• **Data for this exercise**:

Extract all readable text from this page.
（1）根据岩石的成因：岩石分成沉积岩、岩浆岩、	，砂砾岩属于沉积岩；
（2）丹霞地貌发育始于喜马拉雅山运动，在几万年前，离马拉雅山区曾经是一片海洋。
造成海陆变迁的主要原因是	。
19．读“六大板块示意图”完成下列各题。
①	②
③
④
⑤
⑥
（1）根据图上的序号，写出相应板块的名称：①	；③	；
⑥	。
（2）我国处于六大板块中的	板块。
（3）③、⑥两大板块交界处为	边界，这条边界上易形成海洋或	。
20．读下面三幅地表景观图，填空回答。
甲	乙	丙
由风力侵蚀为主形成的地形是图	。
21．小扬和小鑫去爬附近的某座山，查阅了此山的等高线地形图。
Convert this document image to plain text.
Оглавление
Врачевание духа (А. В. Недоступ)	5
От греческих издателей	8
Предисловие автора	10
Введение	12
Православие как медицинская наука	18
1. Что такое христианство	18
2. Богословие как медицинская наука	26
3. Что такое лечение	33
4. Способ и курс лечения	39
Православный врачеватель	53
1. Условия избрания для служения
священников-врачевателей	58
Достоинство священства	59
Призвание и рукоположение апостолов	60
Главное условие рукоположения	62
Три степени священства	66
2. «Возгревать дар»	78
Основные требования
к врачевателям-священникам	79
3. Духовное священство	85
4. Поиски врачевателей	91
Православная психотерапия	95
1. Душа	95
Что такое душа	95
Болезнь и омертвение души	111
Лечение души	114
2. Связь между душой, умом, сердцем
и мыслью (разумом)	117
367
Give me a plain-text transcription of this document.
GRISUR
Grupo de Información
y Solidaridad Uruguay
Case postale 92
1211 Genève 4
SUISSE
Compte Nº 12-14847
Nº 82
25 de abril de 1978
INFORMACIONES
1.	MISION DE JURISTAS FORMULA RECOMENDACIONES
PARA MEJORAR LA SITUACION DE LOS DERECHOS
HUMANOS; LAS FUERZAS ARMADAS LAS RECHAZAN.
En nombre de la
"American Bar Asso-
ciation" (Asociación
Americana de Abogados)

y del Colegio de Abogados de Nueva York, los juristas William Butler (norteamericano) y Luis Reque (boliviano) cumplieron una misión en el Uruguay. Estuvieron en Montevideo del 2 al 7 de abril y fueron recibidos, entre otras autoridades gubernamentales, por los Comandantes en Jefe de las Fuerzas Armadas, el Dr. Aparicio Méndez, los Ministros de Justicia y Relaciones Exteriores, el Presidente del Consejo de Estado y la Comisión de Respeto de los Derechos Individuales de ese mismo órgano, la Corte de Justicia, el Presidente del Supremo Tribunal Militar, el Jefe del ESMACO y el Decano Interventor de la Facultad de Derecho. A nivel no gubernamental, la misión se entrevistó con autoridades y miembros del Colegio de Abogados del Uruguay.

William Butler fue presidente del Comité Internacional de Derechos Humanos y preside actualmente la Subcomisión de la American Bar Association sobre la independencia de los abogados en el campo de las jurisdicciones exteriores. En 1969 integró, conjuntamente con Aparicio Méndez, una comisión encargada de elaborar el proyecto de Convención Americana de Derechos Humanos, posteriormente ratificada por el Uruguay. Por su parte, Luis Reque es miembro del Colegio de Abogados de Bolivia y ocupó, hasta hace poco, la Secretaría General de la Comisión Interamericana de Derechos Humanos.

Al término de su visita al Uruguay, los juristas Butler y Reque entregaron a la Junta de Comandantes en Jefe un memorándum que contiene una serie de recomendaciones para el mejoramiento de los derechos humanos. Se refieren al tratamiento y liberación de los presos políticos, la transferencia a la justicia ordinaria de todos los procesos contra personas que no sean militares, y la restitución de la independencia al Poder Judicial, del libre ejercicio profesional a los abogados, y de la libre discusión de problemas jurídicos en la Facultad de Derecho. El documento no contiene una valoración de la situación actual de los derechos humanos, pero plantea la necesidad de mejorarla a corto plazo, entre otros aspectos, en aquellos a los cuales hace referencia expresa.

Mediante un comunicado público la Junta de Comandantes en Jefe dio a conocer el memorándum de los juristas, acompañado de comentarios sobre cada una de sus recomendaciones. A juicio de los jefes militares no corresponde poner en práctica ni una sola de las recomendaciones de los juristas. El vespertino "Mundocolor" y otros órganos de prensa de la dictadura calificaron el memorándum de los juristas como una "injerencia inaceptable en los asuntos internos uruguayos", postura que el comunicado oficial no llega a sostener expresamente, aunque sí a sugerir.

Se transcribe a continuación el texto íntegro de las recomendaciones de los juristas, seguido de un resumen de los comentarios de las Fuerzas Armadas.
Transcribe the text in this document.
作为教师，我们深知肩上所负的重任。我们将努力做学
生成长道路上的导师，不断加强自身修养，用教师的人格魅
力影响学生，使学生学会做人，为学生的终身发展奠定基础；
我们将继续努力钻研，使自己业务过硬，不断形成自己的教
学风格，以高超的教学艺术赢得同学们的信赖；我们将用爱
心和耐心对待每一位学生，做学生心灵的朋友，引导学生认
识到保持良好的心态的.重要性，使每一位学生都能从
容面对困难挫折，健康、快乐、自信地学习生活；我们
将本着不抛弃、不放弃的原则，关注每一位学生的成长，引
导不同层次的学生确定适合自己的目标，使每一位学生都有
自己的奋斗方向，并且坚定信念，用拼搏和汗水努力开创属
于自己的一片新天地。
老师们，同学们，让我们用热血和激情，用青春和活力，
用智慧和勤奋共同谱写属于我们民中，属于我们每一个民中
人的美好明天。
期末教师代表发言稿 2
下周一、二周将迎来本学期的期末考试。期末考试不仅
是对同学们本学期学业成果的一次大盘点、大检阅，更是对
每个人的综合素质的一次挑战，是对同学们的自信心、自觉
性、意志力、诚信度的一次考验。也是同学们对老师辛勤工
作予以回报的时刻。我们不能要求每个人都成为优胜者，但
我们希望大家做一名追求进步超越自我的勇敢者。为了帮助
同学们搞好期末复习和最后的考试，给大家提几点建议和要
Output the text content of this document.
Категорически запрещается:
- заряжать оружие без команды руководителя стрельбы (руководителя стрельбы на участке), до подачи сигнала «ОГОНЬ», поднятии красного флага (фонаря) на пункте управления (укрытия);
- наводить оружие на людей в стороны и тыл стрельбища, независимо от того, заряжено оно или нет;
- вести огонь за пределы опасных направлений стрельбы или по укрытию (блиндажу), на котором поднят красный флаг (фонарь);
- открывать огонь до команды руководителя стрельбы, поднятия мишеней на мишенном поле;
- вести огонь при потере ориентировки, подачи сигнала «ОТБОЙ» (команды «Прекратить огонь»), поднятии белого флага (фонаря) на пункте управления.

• **Set problem**:
Copy out each line above, character for character.

• **Reply**:
Extract all readable text from this page.
（1）根据岩石的成因：岩石分成沉积岩、岩浆岩、	，砂砾岩属于沉积岩；
（2）丹霞地貌发育始于喜马拉雅山运动，在几万年前，离马拉雅山区曾经是一片海洋。
造成海陆变迁的主要原因是	。
19．读“六大板块示意图”完成下列各题。
①	②
③
④
⑤
⑥
（1）根据图上的序号，写出相应板块的名称：①	；③	；
⑥	。
（2）我国处于六大板块中的	板块。
（3）③、⑥两大板块交界处为	边界，这条边界上易形成海洋或	。
20．读下面三幅地表景观图，填空回答。
甲	乙	丙
由风力侵蚀为主形成的地形是图	。
21．小扬和小鑫去爬附近的某座山，查阅了此山的等高线地形图。
Convert this document image to plain text.
Оглавление
Врачевание духа (А. В. Недоступ)	5
От греческих издателей	8
Предисловие автора	10
Введение	12
Православие как медицинская наука	18
1. Что такое христианство	18
2. Богословие как медицинская наука	26
3. Что такое лечение	33
4. Способ и курс лечения	39
Православный врачеватель	53
1. Условия избрания для служения
священников-врачевателей	58
Достоинство священства	59
Призвание и рукоположение апостолов	60
Главное условие рукоположения	62
Три степени священства	66
2. «Возгревать дар»	78
Основные требования
к врачевателям-священникам	79
3. Духовное священство	85
4. Поиски врачевателей	91
Православная психотерапия	95
1. Душа	95
Что такое душа	95
Болезнь и омертвение души	111
Лечение души	114
2. Связь между душой, умом, сердцем
и мыслью (разумом)	117
367
Give me a plain-text transcription of this document.
GRISUR
Grupo de Información
y Solidaridad Uruguay
Case postale 92
1211 Genève 4
SUISSE
Compte Nº 12-14847
Nº 82
25 de abril de 1978
INFORMACIONES
1.	MISION DE JURISTAS FORMULA RECOMENDACIONES
PARA MEJORAR LA SITUACION DE LOS DERECHOS
HUMANOS; LAS FUERZAS ARMADAS LAS RECHAZAN.
En nombre de la
"American Bar Asso-
ciation" (Asociación
Americana de Abogados)

y del Colegio de Abogados de Nueva York, los juristas William Butler (norteamericano) y Luis Reque (boliviano) cumplieron una misión en el Uruguay. Estuvieron en Montevideo del 2 al 7 de abril y fueron recibidos, entre otras autoridades gubernamentales, por los Comandantes en Jefe de las Fuerzas Armadas, el Dr. Aparicio Méndez, los Ministros de Justicia y Relaciones Exteriores, el Presidente del Consejo de Estado y la Comisión de Respeto de los Derechos Individuales de ese mismo órgano, la Corte de Justicia, el Presidente del Supremo Tribunal Militar, el Jefe del ESMACO y el Decano Interventor de la Facultad de Derecho. A nivel no gubernamental, la misión se entrevistó con autoridades y miembros del Colegio de Abogados del Uruguay.

William Butler fue presidente del Comité Internacional de Derechos Humanos y preside actualmente la Subcomisión de la American Bar Association sobre la independencia de los abogados en el campo de las jurisdicciones exteriores. En 1969 integró, conjuntamente con Aparicio Méndez, una comisión encargada de elaborar el proyecto de Convención Americana de Derechos Humanos, posteriormente ratificada por el Uruguay. Por su parte, Luis Reque es miembro del Colegio de Abogados de Bolivia y ocupó, hasta hace poco, la Secretaría General de la Comisión Interamericana de Derechos Humanos.

Al término de su visita al Uruguay, los juristas Butler y Reque entregaron a la Junta de Comandantes en Jefe un memorándum que contiene una serie de recomendaciones para el mejoramiento de los derechos humanos. Se refieren al tratamiento y liberación de los presos políticos, la transferencia a la justicia ordinaria de todos los procesos contra personas que no sean militares, y la restitución de la independencia al Poder Judicial, del libre ejercicio profesional a los abogados, y de la libre discusión de problemas jurídicos en la Facultad de Derecho. El documento no contiene una valoración de la situación actual de los derechos humanos, pero plantea la necesidad de mejorarla a corto plazo, entre otros aspectos, en aquellos a los cuales hace referencia expresa.

Mediante un comunicado público la Junta de Comandantes en Jefe dio a conocer el memorándum de los juristas, acompañado de comentarios sobre cada una de sus recomendaciones. A juicio de los jefes militares no corresponde poner en práctica ni una sola de las recomendaciones de los juristas. El vespertino "Mundocolor" y otros órganos de prensa de la dictadura calificaron el memorándum de los juristas como una "injerencia inaceptable en los asuntos internos uruguayos", postura que el comunicado oficial no llega a sostener expresamente, aunque sí a sugerir.

Se transcribe a continuación el texto íntegro de las recomendaciones de los juristas, seguido de un resumen de los comentarios de las Fuerzas Armadas.
Transcribe the text in this document.
作为教师，我们深知肩上所负的重任。我们将努力做学
生成长道路上的导师，不断加强自身修养，用教师的人格魅
力影响学生，使学生学会做人，为学生的终身发展奠定基础；
我们将继续努力钻研，使自己业务过硬，不断形成自己的教
学风格，以高超的教学艺术赢得同学们的信赖；我们将用爱
心和耐心对待每一位学生，做学生心灵的朋友，引导学生认
识到保持良好的心态的.重要性，使每一位学生都能从
容面对困难挫折，健康、快乐、自信地学习生活；我们
将本着不抛弃、不放弃的原则，关注每一位学生的成长，引
导不同层次的学生确定适合自己的目标，使每一位学生都有
自己的奋斗方向，并且坚定信念，用拼搏和汗水努力开创属
于自己的一片新天地。
老师们，同学们，让我们用热血和激情，用青春和活力，
用智慧和勤奋共同谱写属于我们民中，属于我们每一个民中
人的美好明天。
期末教师代表发言稿 2
下周一、二周将迎来本学期的期末考试。期末考试不仅
是对同学们本学期学业成果的一次大盘点、大检阅，更是对
每个人的综合素质的一次挑战，是对同学们的自信心、自觉
性、意志力、诚信度的一次考验。也是同学们对老师辛勤工
作予以回报的时刻。我们不能要求每个人都成为优胜者，但
我们希望大家做一名追求进步超越自我的勇敢者。为了帮助
同学们搞好期末复习和最后的考试，给大家提几点建议和要
Output the text content of this document.
Категорически запрещается:
- заряжать оружие без команды руководителя стрельбы (руководителя стрельбы на участке), до подачи сигнала «ОГОНЬ», поднятии красного флага (фонаря) на пункте управления (укрытия);
- наводить оружие на людей в стороны и тыл стрельбища, независимо от того, заряжено оно или нет;
- вести огонь за пределы опасных направлений стрельбы или по укрытию (блиндажу), на котором поднят красный флаг (фонарь);
- открывать огонь до команды руководителя стрельбы, поднятия мишеней на мишенном поле;
- вести огонь при потере ориентировки, подачи сигнала «ОТБОЙ» (команды «Прекратить огонь»), поднятии белого флага (фонаря) на пункте управления.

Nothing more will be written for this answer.